Exercise details: Set the listing down again in full, word for word, with the pictures left out.
○ ○ ○ ○ ○
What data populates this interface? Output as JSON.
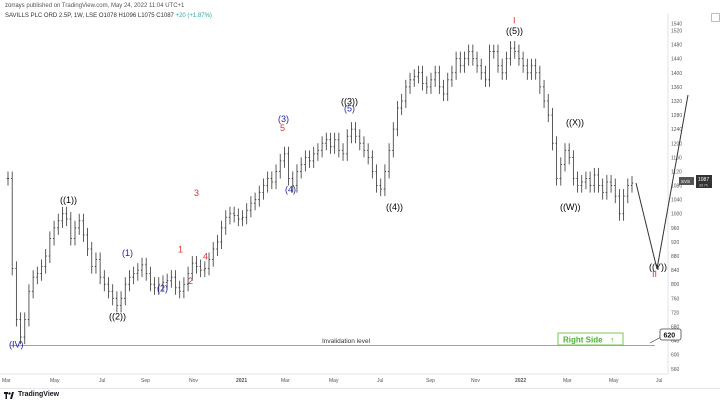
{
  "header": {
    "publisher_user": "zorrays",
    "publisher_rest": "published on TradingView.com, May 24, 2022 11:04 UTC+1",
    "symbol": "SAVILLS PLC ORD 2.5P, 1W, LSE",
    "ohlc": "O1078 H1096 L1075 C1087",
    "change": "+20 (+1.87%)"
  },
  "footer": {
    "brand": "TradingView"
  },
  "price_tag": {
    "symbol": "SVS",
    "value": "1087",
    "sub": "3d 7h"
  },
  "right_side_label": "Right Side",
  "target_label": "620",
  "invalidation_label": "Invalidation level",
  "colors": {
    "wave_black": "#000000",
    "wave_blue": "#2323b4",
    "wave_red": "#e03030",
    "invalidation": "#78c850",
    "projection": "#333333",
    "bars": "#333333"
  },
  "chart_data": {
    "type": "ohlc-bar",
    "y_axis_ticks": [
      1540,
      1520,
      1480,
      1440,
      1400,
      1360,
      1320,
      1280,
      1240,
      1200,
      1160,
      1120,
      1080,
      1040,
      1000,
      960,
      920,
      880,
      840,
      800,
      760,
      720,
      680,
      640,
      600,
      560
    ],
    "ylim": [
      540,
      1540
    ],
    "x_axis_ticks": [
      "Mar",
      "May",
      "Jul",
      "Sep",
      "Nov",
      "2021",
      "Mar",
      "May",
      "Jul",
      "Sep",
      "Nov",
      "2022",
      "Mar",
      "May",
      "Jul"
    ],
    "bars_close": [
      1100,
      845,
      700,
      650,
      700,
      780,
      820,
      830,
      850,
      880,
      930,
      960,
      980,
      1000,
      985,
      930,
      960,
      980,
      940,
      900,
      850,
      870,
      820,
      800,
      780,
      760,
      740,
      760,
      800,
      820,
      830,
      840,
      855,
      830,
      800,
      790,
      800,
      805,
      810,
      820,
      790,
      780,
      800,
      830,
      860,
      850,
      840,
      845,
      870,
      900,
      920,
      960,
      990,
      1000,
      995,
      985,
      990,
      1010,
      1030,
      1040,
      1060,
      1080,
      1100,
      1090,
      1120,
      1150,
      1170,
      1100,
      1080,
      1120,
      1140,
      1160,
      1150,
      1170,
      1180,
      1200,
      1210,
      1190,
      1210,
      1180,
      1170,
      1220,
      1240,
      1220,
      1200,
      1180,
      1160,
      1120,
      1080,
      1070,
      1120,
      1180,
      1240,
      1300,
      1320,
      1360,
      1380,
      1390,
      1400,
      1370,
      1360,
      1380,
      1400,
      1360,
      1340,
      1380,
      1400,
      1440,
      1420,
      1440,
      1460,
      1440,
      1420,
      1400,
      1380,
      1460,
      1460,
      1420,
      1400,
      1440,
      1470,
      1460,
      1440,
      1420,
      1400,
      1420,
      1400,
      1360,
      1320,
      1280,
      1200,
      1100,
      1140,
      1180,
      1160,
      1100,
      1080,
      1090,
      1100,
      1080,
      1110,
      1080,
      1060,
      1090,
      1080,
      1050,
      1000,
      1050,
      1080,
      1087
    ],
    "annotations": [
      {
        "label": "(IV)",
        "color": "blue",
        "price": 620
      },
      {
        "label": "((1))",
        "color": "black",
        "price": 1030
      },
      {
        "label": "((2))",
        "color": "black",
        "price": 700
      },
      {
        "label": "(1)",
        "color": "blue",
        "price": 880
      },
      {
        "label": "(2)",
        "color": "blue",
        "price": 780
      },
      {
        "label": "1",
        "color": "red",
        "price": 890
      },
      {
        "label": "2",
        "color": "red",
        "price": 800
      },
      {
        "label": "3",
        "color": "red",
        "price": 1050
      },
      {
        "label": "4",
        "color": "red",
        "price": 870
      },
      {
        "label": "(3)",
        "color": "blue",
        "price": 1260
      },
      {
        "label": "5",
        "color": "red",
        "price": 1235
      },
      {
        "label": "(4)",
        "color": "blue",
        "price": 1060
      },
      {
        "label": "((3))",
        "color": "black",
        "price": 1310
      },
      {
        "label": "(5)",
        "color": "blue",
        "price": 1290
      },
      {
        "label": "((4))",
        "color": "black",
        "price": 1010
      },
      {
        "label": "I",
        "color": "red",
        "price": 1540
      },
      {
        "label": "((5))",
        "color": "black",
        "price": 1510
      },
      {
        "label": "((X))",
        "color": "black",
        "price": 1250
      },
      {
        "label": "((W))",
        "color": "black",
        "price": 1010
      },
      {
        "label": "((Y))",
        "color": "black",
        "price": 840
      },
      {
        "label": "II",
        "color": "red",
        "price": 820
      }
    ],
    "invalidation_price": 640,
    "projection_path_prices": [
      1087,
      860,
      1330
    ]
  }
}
○ ○ ○ ○ ○
Response to this task:
What data populates this interface? Output as JSON.
{
  "header": {
    "publisher_user": "zorrays",
    "publisher_rest": "published on TradingView.com, May 24, 2022 11:04 UTC+1",
    "symbol": "SAVILLS PLC ORD 2.5P, 1W, LSE",
    "ohlc": "O1078 H1096 L1075 C1087",
    "change": "+20 (+1.87%)"
  },
  "footer": {
    "brand": "TradingView"
  },
  "price_tag": {
    "symbol": "SVS",
    "value": "1087",
    "sub": "3d 7h"
  },
  "right_side_label": "Right Side",
  "target_label": "620",
  "invalidation_label": "Invalidation level",
  "colors": {
    "wave_black": "#000000",
    "wave_blue": "#2323b4",
    "wave_red": "#e03030",
    "invalidation": "#78c850",
    "projection": "#333333",
    "bars": "#333333"
  },
  "chart_data": {
    "type": "ohlc-bar",
    "y_axis_ticks": [
      1540,
      1520,
      1480,
      1440,
      1400,
      1360,
      1320,
      1280,
      1240,
      1200,
      1160,
      1120,
      1080,
      1040,
      1000,
      960,
      920,
      880,
      840,
      800,
      760,
      720,
      680,
      640,
      600,
      560
    ],
    "ylim": [
      540,
      1540
    ],
    "x_axis_ticks": [
      "Mar",
      "May",
      "Jul",
      "Sep",
      "Nov",
      "2021",
      "Mar",
      "May",
      "Jul",
      "Sep",
      "Nov",
      "2022",
      "Mar",
      "May",
      "Jul"
    ],
    "bars_close": [
      1100,
      845,
      700,
      650,
      700,
      780,
      820,
      830,
      850,
      880,
      930,
      960,
      980,
      1000,
      985,
      930,
      960,
      980,
      940,
      900,
      850,
      870,
      820,
      800,
      780,
      760,
      740,
      760,
      800,
      820,
      830,
      840,
      855,
      830,
      800,
      790,
      800,
      805,
      810,
      820,
      790,
      780,
      800,
      830,
      860,
      850,
      840,
      845,
      870,
      900,
      920,
      960,
      990,
      1000,
      995,
      985,
      990,
      1010,
      1030,
      1040,
      1060,
      1080,
      1100,
      1090,
      1120,
      1150,
      1170,
      1100,
      1080,
      1120,
      1140,
      1160,
      1150,
      1170,
      1180,
      1200,
      1210,
      1190,
      1210,
      1180,
      1170,
      1220,
      1240,
      1220,
      1200,
      1180,
      1160,
      1120,
      1080,
      1070,
      1120,
      1180,
      1240,
      1300,
      1320,
      1360,
      1380,
      1390,
      1400,
      1370,
      1360,
      1380,
      1400,
      1360,
      1340,
      1380,
      1400,
      1440,
      1420,
      1440,
      1460,
      1440,
      1420,
      1400,
      1380,
      1460,
      1460,
      1420,
      1400,
      1440,
      1470,
      1460,
      1440,
      1420,
      1400,
      1420,
      1400,
      1360,
      1320,
      1280,
      1200,
      1100,
      1140,
      1180,
      1160,
      1100,
      1080,
      1090,
      1100,
      1080,
      1110,
      1080,
      1060,
      1090,
      1080,
      1050,
      1000,
      1050,
      1080,
      1087
    ],
    "annotations": [
      {
        "label": "(IV)",
        "color": "blue",
        "price": 620
      },
      {
        "label": "((1))",
        "color": "black",
        "price": 1030
      },
      {
        "label": "((2))",
        "color": "black",
        "price": 700
      },
      {
        "label": "(1)",
        "color": "blue",
        "price": 880
      },
      {
        "label": "(2)",
        "color": "blue",
        "price": 780
      },
      {
        "label": "1",
        "color": "red",
        "price": 890
      },
      {
        "label": "2",
        "color": "red",
        "price": 800
      },
      {
        "label": "3",
        "color": "red",
        "price": 1050
      },
      {
        "label": "4",
        "color": "red",
        "price": 870
      },
      {
        "label": "(3)",
        "color": "blue",
        "price": 1260
      },
      {
        "label": "5",
        "color": "red",
        "price": 1235
      },
      {
        "label": "(4)",
        "color": "blue",
        "price": 1060
      },
      {
        "label": "((3))",
        "color": "black",
        "price": 1310
      },
      {
        "label": "(5)",
        "color": "blue",
        "price": 1290
      },
      {
        "label": "((4))",
        "color": "black",
        "price": 1010
      },
      {
        "label": "I",
        "color": "red",
        "price": 1540
      },
      {
        "label": "((5))",
        "color": "black",
        "price": 1510
      },
      {
        "label": "((X))",
        "color": "black",
        "price": 1250
      },
      {
        "label": "((W))",
        "color": "black",
        "price": 1010
      },
      {
        "label": "((Y))",
        "color": "black",
        "price": 840
      },
      {
        "label": "II",
        "color": "red",
        "price": 820
      }
    ],
    "invalidation_price": 640,
    "projection_path_prices": [
      1087,
      860,
      1330
    ]
  }
}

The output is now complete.